-- begin --

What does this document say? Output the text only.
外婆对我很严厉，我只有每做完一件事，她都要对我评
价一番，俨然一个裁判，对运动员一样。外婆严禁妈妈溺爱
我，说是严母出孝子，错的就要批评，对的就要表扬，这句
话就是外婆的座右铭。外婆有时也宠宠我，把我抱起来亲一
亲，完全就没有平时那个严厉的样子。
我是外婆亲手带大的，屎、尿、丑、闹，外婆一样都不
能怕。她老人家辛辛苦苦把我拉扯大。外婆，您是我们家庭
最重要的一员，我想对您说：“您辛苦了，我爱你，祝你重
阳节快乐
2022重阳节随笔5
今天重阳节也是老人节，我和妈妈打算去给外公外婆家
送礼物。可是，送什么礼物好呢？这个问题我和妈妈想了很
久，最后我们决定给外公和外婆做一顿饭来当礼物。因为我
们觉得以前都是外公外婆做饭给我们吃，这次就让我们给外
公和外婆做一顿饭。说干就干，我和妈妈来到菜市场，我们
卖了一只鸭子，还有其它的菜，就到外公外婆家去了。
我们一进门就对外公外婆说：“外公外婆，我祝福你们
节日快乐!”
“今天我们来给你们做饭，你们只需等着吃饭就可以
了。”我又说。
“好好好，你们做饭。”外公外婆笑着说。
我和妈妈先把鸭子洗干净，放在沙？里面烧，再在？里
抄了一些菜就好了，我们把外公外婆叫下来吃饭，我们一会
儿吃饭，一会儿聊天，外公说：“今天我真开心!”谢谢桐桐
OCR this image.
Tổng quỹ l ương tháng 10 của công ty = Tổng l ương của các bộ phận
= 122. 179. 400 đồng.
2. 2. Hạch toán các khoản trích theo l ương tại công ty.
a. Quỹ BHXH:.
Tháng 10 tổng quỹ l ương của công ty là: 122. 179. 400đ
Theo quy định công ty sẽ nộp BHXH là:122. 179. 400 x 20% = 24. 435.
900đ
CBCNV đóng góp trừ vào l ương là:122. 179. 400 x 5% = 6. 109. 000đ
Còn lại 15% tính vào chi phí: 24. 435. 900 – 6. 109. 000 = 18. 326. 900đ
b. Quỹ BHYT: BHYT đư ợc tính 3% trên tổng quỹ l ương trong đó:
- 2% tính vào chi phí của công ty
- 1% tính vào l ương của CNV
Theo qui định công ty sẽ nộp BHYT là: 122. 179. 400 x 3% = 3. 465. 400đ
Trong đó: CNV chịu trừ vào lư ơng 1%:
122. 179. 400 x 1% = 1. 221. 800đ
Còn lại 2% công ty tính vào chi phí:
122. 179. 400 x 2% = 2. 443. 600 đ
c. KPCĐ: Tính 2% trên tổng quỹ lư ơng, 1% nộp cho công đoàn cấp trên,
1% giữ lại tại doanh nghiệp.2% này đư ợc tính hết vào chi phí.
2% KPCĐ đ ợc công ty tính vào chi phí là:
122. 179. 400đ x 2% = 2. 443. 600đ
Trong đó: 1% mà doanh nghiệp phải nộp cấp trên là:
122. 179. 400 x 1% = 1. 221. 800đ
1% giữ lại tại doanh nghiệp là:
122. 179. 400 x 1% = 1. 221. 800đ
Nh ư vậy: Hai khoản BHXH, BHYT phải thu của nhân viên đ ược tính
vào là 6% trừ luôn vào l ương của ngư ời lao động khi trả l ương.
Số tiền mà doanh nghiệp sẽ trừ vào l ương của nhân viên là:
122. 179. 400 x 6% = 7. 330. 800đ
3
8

-- end --

Which lines hold the word "công"? Return all of them from the records above.

Tổng quỹ l ương tháng 10 của công ty = Tổng l ương của các bộ phận
2. 2. Hạch toán các khoản trích theo l ương tại công ty.
Tháng 10 tổng quỹ l ương của công ty là: 122. 179. 400đ
Theo quy định công ty sẽ nộp BHXH là:122. 179. 400 x 20% = 24. 435.
- 2% tính vào chi phí của công ty
Theo qui định công ty sẽ nộp BHYT là: 122. 179. 400 x 3% = 3. 465. 400đ
Còn lại 2% công ty tính vào chi phí:
c. KPCĐ: Tính 2% trên tổng quỹ lư ơng, 1% nộp cho công đoàn cấp trên,
2% KPCĐ đ ợc công ty tính vào chi phí là:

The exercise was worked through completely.